### Aim
Each line below should be quoted exactly, please.

>> Begin Supplied information

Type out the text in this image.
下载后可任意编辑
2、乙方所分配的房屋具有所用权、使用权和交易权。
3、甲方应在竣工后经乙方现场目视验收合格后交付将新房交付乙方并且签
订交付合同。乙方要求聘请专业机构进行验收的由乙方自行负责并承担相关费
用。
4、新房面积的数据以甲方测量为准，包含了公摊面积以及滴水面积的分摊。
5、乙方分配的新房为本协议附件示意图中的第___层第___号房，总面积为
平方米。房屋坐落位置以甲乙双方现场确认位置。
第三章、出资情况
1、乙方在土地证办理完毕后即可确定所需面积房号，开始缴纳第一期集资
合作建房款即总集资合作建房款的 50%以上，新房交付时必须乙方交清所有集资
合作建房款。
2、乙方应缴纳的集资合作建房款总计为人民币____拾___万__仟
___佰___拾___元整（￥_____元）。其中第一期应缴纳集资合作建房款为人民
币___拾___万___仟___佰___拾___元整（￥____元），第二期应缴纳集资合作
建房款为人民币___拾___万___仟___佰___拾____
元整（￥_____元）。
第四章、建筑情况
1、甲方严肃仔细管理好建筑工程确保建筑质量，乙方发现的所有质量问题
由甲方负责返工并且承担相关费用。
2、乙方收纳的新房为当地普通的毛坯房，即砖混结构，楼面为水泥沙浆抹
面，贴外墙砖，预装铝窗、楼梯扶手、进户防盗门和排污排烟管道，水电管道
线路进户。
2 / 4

>> End Supplied information

### Expected output
Type out the text in this image.
下载后可任意编辑
2、乙方所分配的房屋具有所用权、使用权和交易权。
3、甲方应在竣工后经乙方现场目视验收合格后交付将新房交付乙方并且签
订交付合同。乙方要求聘请专业机构进行验收的由乙方自行负责并承担相关费
用。
4、新房面积的数据以甲方测量为准，包含了公摊面积以及滴水面积的分摊。
5、乙方分配的新房为本协议附件示意图中的第___层第___号房，总面积为
平方米。房屋坐落位置以甲乙双方现场确认位置。
第三章、出资情况
1、乙方在土地证办理完毕后即可确定所需面积房号，开始缴纳第一期集资
合作建房款即总集资合作建房款的 50%以上，新房交付时必须乙方交清所有集资
合作建房款。
2、乙方应缴纳的集资合作建房款总计为人民币____拾___万__仟
___佰___拾___元整（￥_____元）。其中第一期应缴纳集资合作建房款为人民
币___拾___万___仟___佰___拾___元整（￥____元），第二期应缴纳集资合作
建房款为人民币___拾___万___仟___佰___拾____
元整（￥_____元）。
第四章、建筑情况
1、甲方严肃仔细管理好建筑工程确保建筑质量，乙方发现的所有质量问题
由甲方负责返工并且承担相关费用。
2、乙方收纳的新房为当地普通的毛坯房，即砖混结构，楼面为水泥沙浆抹
面，贴外墙砖，预装铝窗、楼梯扶手、进户防盗门和排污排烟管道，水电管道
线路进户。
2 / 4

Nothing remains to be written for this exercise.